===== DOCUMENT PASSAGE

The only thing that's going to be a stumbling block will be the fact that I don't have a drill press for drilling into the caps. I was thinking of making a jig though and using a regular hammerdrill. I do believe that would work...


----------



## Joiseygal

This is such an excellent how to. Thanks so much for taking the time out to take pics and measurements.


----------



## beelce

Sure BMonkey....any good drill and a new bit will do the job nicely....that metal is not very thick and cuts easy.
JGal....Thanks for taking a look...Are you going to build one od the brides??


----------



## rottincorps

OK ...I finally built two Brides......Now to mod......They work great and a few things I found while building them ....At the joints that rotate PVP on PVC.....don't like to move vary easily so white grease makes a big difference.....and now what I going to do to the props is add pivot points to the shoulders and give them more movement to the arms.
But I have to say the fact I don't have to stuff dummies with what ever I can find then try to make them stand up ....Great Project.
Thanks for the plans Beelce
PS I'm a moron I don't know how to put the pics from my albums on here..........Crap!
so if you want to view them go to my albums and you can see them...


----------



## rottincorps

OK one day later I added the extra joints to the shoulders and I really think it is what I was looking for. Hope if you are interested in this project that you take a look at the pics and build one for your self, again thanks to Beelce for the plans.


----------



## rottincorps

Now I have tried to post the pics from my album to here .............The instructions to do that would be appreciated.


----------



## beelce

Hey Rottin....I was hoping that you would post some pics....I would like to see how the extra rotators worked out for your bride....Kimily asked about the same thing...
To post pictures, you need to upload them to a image hosting site. I use PHOTOBUCKET. Then you need to copy the .Img URL and paste it into the hauntforum thread. Then when you post your thread entry the pics should show up...

==========
===== SOURCE MATERIAL

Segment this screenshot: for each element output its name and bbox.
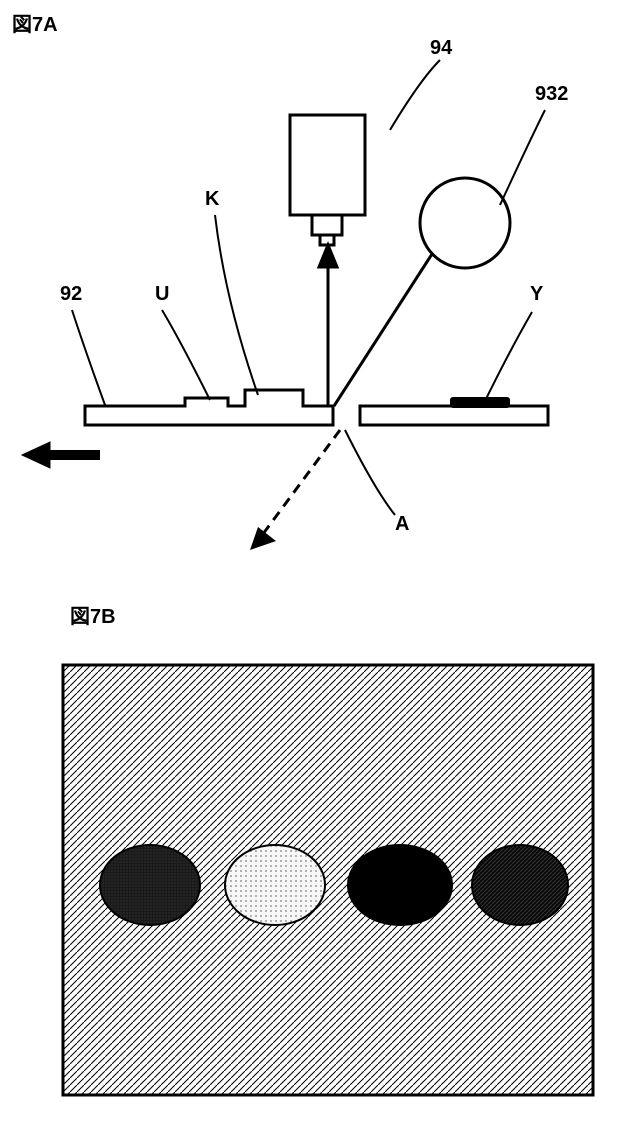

==========

* [SET EXERCISE A]
From the forum thread, echo the passage starting at "OK one day later" and ending at "for the plans.".
* [SET EXERCISE B]
List every distinct username that appears as a post header in the forum thread.

* [CORRECT ANSWER A]
OK one day later I added the extra joints to the shoulders and I really think it is what I was looking for. Hope if you are interested in this project that you take a look at the pics and build one for your self, again thanks to Beelce for the plans.

* [CORRECT ANSWER B]
Joiseygal
beelce
rottincorps